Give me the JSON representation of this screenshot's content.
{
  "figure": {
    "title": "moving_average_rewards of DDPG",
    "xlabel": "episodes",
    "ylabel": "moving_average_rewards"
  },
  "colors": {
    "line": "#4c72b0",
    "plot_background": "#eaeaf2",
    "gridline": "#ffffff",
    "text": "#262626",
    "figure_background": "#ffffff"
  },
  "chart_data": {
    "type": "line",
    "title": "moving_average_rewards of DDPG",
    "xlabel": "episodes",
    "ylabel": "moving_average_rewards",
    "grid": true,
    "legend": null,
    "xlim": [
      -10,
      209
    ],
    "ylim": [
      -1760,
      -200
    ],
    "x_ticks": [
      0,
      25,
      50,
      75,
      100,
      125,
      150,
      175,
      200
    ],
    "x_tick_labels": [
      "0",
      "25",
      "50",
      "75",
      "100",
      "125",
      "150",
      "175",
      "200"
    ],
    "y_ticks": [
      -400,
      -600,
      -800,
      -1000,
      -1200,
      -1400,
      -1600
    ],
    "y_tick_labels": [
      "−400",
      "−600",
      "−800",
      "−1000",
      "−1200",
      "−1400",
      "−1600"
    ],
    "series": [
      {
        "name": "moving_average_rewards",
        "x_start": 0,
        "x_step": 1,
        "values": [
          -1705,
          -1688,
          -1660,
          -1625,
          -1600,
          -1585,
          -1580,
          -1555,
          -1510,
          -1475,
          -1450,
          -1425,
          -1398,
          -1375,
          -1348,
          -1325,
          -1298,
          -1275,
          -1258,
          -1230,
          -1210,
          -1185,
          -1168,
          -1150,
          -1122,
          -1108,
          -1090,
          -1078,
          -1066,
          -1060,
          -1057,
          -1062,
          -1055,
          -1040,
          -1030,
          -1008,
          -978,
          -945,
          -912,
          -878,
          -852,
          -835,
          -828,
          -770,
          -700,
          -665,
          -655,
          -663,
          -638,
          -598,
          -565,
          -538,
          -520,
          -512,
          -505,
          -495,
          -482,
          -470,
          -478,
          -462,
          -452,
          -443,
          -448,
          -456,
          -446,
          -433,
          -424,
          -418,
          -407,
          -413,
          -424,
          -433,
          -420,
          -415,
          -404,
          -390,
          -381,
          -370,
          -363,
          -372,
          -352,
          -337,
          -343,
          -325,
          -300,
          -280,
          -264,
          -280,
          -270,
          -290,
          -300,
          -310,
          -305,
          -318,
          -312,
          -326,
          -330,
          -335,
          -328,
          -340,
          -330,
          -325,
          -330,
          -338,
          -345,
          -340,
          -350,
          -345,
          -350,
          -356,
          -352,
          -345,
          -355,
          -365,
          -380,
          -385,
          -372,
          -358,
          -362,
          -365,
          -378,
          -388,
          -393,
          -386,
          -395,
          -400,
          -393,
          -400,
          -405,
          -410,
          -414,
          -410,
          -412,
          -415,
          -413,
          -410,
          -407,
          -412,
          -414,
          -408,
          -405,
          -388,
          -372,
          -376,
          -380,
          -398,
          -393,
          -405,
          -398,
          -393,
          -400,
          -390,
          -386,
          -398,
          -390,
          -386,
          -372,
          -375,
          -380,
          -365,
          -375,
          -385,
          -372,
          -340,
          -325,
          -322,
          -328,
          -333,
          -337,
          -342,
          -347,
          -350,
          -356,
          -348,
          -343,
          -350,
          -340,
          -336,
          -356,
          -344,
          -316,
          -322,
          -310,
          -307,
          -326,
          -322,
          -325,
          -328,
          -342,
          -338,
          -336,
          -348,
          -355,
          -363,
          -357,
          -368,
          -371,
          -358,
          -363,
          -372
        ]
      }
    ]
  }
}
■ ■ ■
Please reproduce each line exactly as written.

### Final result
Give me the JSON representation of this screenshot's content.
{
  "figure": {
    "title": "moving_average_rewards of DDPG",
    "xlabel": "episodes",
    "ylabel": "moving_average_rewards"
  },
  "colors": {
    "line": "#4c72b0",
    "plot_background": "#eaeaf2",
    "gridline": "#ffffff",
    "text": "#262626",
    "figure_background": "#ffffff"
  },
  "chart_data": {
    "type": "line",
    "title": "moving_average_rewards of DDPG",
    "xlabel": "episodes",
    "ylabel": "moving_average_rewards",
    "grid": true,
    "legend": null,
    "xlim": [
      -10,
      209
    ],
    "ylim": [
      -1760,
      -200
    ],
    "x_ticks": [
      0,
      25,
      50,
      75,
      100,
      125,
      150,
      175,
      200
    ],
    "x_tick_labels": [
      "0",
      "25",
      "50",
      "75",
      "100",
      "125",
      "150",
      "175",
      "200"
    ],
    "y_ticks": [
      -400,
      -600,
      -800,
      -1000,
      -1200,
      -1400,
      -1600
    ],
    "y_tick_labels": [
      "−400",
      "−600",
      "−800",
      "−1000",
      "−1200",
      "−1400",
      "−1600"
    ],
    "series": [
      {
        "name": "moving_average_rewards",
        "x_start": 0,
        "x_step": 1,
        "values": [
          -1705,
          -1688,
          -1660,
          -1625,
          -1600,
          -1585,
          -1580,
          -1555,
          -1510,
          -1475,
          -1450,
          -1425,
          -1398,
          -1375,
          -1348,
          -1325,
          -1298,
          -1275,
          -1258,
          -1230,
          -1210,
          -1185,
          -1168,
          -1150,
          -1122,
          -1108,
          -1090,
          -1078,
          -1066,
          -1060,
          -1057,
          -1062,
          -1055,
          -1040,
          -1030,
          -1008,
          -978,
          -945,
          -912,
          -878,
          -852,
          -835,
          -828,
          -770,
          -700,
          -665,
          -655,
          -663,
          -638,
          -598,
          -565,
          -538,
          -520,
          -512,
          -505,
          -495,
          -482,
          -470,
          -478,
          -462,
          -452,
          -443,
          -448,
          -456,
          -446,
          -433,
          -424,
          -418,
          -407,
          -413,
          -424,
          -433,
          -420,
          -415,
          -404,
          -390,
          -381,
          -370,
          -363,
          -372,
          -352,
          -337,
          -343,
          -325,
          -300,
          -280,
          -264,
          -280,
          -270,
          -290,
          -300,
          -310,
          -305,
          -318,
          -312,
          -326,
          -330,
          -335,
          -328,
          -340,
          -330,
          -325,
          -330,
          -338,
          -345,
          -340,
          -350,
          -345,
          -350,
          -356,
          -352,
          -345,
          -355,
          -365,
          -380,
          -385,
          -372,
          -358,
          -362,
          -365,
          -378,
          -388,
          -393,
          -386,
          -395,
          -400,
          -393,
          -400,
          -405,
          -410,
          -414,
          -410,
          -412,
          -415,
          -413,
          -410,
          -407,
          -412,
          -414,
          -408,
          -405,
          -388,
          -372,
          -376,
          -380,
          -398,
          -393,
          -405,
          -398,
          -393,
          -400,
          -390,
          -386,
          -398,
          -390,
          -386,
          -372,
          -375,
          -380,
          -365,
          -375,
          -385,
          -372,
          -340,
          -325,
          -322,
          -328,
          -333,
          -337,
          -342,
          -347,
          -350,
          -356,
          -348,
          -343,
          -350,
          -340,
          -336,
          -356,
          -344,
          -316,
          -322,
          -310,
          -307,
          -326,
          -322,
          -325,
          -328,
          -342,
          -338,
          -336,
          -348,
          -355,
          -363,
          -357,
          -368,
          -371,
          -358,
          -363,
          -372
        ]
      }
    ]
  }
}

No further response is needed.